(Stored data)
.....

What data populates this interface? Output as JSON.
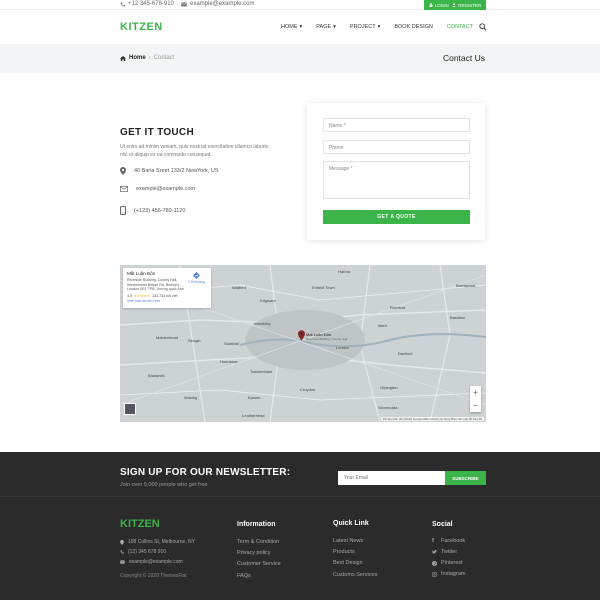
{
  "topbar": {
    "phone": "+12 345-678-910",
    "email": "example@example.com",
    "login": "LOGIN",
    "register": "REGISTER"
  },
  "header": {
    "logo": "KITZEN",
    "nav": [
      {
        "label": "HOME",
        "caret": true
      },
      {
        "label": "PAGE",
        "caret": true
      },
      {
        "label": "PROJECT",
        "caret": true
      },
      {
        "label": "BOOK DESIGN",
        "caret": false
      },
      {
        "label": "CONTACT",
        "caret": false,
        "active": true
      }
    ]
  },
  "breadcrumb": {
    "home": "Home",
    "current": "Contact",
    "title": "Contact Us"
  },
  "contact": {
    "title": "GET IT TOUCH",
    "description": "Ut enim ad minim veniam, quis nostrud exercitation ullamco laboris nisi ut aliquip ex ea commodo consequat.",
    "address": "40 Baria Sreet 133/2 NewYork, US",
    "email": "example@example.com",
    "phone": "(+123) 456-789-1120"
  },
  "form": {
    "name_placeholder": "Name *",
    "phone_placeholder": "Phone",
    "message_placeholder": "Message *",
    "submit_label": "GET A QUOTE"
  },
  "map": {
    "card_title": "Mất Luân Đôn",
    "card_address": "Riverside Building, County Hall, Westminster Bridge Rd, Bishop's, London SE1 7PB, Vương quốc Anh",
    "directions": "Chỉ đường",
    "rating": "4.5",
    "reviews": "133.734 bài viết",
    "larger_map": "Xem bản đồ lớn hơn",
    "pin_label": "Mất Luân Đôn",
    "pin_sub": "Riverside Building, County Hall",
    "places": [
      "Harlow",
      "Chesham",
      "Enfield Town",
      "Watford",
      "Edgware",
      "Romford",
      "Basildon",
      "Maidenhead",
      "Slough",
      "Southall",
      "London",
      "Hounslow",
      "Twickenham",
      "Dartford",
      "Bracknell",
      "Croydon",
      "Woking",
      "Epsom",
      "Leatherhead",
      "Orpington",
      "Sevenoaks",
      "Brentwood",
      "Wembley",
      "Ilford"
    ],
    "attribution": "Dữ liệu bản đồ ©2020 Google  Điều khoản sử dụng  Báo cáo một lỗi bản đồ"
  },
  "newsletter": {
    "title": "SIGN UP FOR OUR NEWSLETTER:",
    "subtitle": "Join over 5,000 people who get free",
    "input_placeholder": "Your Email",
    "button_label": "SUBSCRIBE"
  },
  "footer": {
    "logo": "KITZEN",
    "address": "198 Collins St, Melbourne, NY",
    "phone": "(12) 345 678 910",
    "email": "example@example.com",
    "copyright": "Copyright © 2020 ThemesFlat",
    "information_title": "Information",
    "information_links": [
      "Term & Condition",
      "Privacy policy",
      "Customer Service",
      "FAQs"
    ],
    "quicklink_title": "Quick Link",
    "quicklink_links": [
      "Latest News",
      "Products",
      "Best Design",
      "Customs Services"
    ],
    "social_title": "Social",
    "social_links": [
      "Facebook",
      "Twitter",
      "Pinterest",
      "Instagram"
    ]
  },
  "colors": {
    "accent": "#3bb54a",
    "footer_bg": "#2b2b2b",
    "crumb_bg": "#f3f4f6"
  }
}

.....

▶ Task
Make an exact copy of every entry above, minus the images.

▶ Solved problem
What data populates this interface? Output as JSON.
{
  "topbar": {
    "phone": "+12 345-678-910",
    "email": "example@example.com",
    "login": "LOGIN",
    "register": "REGISTER"
  },
  "header": {
    "logo": "KITZEN",
    "nav": [
      {
        "label": "HOME",
        "caret": true
      },
      {
        "label": "PAGE",
        "caret": true
      },
      {
        "label": "PROJECT",
        "caret": true
      },
      {
        "label": "BOOK DESIGN",
        "caret": false
      },
      {
        "label": "CONTACT",
        "caret": false,
        "active": true
      }
    ]
  },
  "breadcrumb": {
    "home": "Home",
    "current": "Contact",
    "title": "Contact Us"
  },
  "contact": {
    "title": "GET IT TOUCH",
    "description": "Ut enim ad minim veniam, quis nostrud exercitation ullamco laboris nisi ut aliquip ex ea commodo consequat.",
    "address": "40 Baria Sreet 133/2 NewYork, US",
    "email": "example@example.com",
    "phone": "(+123) 456-789-1120"
  },
  "form": {
    "name_placeholder": "Name *",
    "phone_placeholder": "Phone",
    "message_placeholder": "Message *",
    "submit_label": "GET A QUOTE"
  },
  "map": {
    "card_title": "Mất Luân Đôn",
    "card_address": "Riverside Building, County Hall, Westminster Bridge Rd, Bishop's, London SE1 7PB, Vương quốc Anh",
    "directions": "Chỉ đường",
    "rating": "4.5",
    "reviews": "133.734 bài viết",
    "larger_map": "Xem bản đồ lớn hơn",
    "pin_label": "Mất Luân Đôn",
    "pin_sub": "Riverside Building, County Hall",
    "places": [
      "Harlow",
      "Chesham",
      "Enfield Town",
      "Watford",
      "Edgware",
      "Romford",
      "Basildon",
      "Maidenhead",
      "Slough",
      "Southall",
      "London",
      "Hounslow",
      "Twickenham",
      "Dartford",
      "Bracknell",
      "Croydon",
      "Woking",
      "Epsom",
      "Leatherhead",
      "Orpington",
      "Sevenoaks",
      "Brentwood",
      "Wembley",
      "Ilford"
    ],
    "attribution": "Dữ liệu bản đồ ©2020 Google  Điều khoản sử dụng  Báo cáo một lỗi bản đồ"
  },
  "newsletter": {
    "title": "SIGN UP FOR OUR NEWSLETTER:",
    "subtitle": "Join over 5,000 people who get free",
    "input_placeholder": "Your Email",
    "button_label": "SUBSCRIBE"
  },
  "footer": {
    "logo": "KITZEN",
    "address": "198 Collins St, Melbourne, NY",
    "phone": "(12) 345 678 910",
    "email": "example@example.com",
    "copyright": "Copyright © 2020 ThemesFlat",
    "information_title": "Information",
    "information_links": [
      "Term & Condition",
      "Privacy policy",
      "Customer Service",
      "FAQs"
    ],
    "quicklink_title": "Quick Link",
    "quicklink_links": [
      "Latest News",
      "Products",
      "Best Design",
      "Customs Services"
    ],
    "social_title": "Social",
    "social_links": [
      "Facebook",
      "Twitter",
      "Pinterest",
      "Instagram"
    ]
  },
  "colors": {
    "accent": "#3bb54a",
    "footer_bg": "#2b2b2b",
    "crumb_bg": "#f3f4f6"
  }
}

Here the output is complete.